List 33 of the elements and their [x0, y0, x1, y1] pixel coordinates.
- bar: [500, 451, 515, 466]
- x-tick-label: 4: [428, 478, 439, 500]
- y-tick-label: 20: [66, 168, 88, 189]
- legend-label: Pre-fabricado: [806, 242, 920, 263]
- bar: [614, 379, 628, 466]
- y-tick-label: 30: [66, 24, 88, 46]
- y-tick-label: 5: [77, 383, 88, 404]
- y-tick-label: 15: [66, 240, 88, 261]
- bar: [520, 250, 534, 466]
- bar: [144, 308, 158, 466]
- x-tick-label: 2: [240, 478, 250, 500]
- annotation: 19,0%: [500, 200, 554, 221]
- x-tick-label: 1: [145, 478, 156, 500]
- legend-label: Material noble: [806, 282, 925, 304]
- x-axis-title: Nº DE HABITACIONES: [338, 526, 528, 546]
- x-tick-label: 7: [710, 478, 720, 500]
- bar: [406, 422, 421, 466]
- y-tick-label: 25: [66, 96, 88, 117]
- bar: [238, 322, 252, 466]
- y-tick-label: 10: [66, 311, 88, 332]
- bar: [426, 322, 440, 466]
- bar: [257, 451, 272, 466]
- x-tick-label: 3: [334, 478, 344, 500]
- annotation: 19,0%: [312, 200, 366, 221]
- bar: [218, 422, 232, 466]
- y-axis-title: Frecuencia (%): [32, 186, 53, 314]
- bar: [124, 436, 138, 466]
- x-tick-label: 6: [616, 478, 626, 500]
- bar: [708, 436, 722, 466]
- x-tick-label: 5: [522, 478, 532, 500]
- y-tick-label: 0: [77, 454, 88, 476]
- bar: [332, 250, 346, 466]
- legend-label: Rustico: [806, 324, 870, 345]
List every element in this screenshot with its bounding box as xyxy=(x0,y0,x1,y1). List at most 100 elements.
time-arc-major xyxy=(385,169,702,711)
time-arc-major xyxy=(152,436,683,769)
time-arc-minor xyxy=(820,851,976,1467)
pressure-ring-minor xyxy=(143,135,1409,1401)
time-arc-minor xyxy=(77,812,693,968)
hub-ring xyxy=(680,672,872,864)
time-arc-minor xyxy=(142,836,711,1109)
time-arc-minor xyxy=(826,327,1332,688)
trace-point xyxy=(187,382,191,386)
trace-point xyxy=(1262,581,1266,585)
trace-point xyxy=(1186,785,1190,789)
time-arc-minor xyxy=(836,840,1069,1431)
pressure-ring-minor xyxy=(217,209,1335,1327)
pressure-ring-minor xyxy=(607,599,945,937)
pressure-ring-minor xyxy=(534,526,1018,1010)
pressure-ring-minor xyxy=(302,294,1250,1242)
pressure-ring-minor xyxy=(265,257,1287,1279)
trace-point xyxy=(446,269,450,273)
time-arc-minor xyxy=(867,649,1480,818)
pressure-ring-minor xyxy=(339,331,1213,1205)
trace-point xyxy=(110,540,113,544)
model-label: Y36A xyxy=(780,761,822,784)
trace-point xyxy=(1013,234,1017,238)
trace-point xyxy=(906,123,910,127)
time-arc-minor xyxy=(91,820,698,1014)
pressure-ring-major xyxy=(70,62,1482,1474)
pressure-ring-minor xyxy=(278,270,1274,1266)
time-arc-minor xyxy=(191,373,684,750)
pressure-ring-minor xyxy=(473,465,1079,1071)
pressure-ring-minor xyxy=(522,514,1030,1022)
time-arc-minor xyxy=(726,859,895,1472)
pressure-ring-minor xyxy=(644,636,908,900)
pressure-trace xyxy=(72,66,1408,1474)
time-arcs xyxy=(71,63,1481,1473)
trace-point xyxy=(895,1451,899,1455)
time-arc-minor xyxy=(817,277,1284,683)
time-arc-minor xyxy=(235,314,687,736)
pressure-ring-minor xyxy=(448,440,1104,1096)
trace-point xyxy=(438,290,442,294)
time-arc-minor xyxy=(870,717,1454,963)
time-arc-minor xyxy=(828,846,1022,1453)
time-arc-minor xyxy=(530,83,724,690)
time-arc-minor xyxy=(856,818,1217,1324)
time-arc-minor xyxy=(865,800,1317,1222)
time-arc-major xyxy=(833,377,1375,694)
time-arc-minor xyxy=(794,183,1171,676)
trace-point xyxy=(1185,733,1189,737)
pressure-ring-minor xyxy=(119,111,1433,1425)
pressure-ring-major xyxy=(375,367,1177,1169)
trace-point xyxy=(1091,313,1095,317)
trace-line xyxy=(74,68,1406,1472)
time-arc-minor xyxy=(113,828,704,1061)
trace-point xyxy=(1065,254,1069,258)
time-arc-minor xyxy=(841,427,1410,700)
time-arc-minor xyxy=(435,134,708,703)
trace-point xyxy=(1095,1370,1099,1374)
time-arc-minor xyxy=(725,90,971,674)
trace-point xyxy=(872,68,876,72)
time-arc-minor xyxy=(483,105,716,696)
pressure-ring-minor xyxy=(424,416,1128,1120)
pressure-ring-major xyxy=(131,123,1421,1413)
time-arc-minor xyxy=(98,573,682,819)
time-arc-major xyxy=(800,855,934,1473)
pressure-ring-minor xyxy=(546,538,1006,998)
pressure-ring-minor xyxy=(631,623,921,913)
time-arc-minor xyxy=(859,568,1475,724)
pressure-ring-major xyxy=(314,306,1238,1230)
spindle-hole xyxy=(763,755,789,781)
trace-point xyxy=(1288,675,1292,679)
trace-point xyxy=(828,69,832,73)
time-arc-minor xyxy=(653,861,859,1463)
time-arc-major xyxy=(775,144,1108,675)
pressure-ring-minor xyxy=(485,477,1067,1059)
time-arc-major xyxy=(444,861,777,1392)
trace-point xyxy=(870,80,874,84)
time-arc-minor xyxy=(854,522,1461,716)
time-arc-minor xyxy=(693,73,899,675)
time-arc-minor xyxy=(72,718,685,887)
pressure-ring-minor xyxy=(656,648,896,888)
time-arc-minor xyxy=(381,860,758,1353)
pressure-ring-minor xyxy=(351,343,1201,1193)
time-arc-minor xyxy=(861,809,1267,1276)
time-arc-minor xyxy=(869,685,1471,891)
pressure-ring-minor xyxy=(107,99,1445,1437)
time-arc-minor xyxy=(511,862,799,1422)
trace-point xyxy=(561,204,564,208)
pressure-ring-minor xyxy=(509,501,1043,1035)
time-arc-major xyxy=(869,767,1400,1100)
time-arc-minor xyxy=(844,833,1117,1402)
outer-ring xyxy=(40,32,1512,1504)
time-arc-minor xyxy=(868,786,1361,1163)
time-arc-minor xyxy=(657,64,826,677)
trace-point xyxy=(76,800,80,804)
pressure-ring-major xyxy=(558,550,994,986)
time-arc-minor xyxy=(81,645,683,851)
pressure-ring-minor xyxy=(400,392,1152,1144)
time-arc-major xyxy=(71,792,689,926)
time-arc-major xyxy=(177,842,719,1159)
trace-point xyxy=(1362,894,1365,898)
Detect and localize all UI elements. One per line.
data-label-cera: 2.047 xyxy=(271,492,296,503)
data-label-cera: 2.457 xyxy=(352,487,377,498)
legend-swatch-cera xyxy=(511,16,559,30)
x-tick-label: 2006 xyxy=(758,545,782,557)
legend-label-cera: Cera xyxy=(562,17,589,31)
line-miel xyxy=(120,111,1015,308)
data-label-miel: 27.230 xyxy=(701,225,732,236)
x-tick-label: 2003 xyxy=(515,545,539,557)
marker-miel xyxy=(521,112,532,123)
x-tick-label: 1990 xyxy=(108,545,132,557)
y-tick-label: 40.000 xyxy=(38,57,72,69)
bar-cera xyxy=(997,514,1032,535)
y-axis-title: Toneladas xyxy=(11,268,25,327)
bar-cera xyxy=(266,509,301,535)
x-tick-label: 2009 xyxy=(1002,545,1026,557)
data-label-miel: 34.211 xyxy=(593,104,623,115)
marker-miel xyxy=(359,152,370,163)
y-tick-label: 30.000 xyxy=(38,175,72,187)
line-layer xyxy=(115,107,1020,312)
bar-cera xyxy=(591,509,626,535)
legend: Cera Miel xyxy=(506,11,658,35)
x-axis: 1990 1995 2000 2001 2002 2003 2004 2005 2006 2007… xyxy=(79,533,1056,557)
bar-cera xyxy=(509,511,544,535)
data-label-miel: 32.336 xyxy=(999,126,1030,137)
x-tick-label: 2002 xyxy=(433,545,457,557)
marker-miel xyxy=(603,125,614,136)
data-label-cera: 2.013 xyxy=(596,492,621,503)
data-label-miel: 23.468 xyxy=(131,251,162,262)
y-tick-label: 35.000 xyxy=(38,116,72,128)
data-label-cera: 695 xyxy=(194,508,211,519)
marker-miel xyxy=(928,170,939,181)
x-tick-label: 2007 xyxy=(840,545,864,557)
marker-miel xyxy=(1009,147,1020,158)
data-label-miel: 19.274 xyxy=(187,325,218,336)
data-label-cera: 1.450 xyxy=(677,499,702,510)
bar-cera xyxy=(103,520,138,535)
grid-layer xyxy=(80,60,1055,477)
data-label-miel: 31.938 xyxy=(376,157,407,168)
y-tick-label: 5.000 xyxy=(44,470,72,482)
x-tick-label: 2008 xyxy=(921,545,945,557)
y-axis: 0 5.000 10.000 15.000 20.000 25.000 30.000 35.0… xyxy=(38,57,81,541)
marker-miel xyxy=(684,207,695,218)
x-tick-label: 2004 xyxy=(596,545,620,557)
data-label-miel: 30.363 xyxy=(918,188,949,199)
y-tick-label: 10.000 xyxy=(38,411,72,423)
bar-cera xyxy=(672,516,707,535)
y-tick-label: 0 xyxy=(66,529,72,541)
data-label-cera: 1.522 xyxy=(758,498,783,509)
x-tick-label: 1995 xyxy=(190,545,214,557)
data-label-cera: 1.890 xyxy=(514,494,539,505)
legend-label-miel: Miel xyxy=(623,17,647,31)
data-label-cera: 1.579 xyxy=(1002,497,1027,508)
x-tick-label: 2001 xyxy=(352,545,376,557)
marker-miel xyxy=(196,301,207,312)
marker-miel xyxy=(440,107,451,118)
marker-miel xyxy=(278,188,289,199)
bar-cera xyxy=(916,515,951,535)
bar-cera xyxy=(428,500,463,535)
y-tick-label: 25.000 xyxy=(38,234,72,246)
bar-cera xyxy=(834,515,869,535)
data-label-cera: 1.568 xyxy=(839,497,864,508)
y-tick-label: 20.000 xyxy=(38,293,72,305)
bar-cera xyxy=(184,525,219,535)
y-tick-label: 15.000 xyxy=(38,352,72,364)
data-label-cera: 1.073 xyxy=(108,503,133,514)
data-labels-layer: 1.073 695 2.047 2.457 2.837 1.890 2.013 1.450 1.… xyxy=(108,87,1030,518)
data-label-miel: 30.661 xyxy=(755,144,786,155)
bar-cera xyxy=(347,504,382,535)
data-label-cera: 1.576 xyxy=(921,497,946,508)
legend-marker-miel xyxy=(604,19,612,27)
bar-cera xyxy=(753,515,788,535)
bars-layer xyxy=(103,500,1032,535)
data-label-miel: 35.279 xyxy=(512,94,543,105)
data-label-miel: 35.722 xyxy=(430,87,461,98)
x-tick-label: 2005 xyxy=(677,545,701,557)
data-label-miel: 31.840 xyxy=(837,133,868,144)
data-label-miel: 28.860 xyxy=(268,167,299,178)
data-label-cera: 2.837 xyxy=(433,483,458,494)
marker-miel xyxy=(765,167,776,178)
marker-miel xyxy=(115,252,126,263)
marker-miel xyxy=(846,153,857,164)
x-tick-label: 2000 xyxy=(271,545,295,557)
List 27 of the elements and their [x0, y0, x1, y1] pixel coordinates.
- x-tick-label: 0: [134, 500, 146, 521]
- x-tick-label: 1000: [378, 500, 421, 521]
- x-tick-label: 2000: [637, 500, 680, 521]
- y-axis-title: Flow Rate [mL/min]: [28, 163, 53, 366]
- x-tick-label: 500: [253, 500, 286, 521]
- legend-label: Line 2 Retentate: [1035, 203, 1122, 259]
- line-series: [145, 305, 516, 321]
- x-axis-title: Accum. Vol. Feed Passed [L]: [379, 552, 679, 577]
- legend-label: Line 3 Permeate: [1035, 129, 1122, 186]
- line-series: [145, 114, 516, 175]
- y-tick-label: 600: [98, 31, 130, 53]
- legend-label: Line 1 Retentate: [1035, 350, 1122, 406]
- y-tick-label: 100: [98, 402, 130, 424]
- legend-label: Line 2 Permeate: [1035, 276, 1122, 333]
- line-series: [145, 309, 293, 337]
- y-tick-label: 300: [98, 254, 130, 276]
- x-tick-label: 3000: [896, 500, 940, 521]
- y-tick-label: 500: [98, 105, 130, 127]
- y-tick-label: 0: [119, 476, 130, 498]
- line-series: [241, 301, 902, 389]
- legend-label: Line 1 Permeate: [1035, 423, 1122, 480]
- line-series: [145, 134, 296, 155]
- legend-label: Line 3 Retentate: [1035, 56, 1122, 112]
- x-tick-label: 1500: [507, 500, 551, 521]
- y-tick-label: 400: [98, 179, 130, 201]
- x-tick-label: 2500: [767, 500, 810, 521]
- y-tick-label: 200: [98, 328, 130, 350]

###

» Stated goal
Rewrite the records from the start through the line with "- x-axis-title: Nº", putting "column" wherever "bar" appears. Keep everything else in those lines the same.

» Final answer
List 33 of the elements and their [x0, y0, x1, y1] pixel coordinates.
- column: [500, 451, 515, 466]
- x-tick-label: 4: [428, 478, 439, 500]
- y-tick-label: 20: [66, 168, 88, 189]
- legend-label: Pre-fabricado: [806, 242, 920, 263]
- column: [614, 379, 628, 466]
- y-tick-label: 30: [66, 24, 88, 46]
- y-tick-label: 5: [77, 383, 88, 404]
- y-tick-label: 15: [66, 240, 88, 261]
- column: [520, 250, 534, 466]
- column: [144, 308, 158, 466]
- x-tick-label: 2: [240, 478, 250, 500]
- annotation: 19,0%: [500, 200, 554, 221]
- x-tick-label: 1: [145, 478, 156, 500]
- legend-label: Material noble: [806, 282, 925, 304]
- x-axis-title: Nº DE HABITACIONES: [338, 526, 528, 546]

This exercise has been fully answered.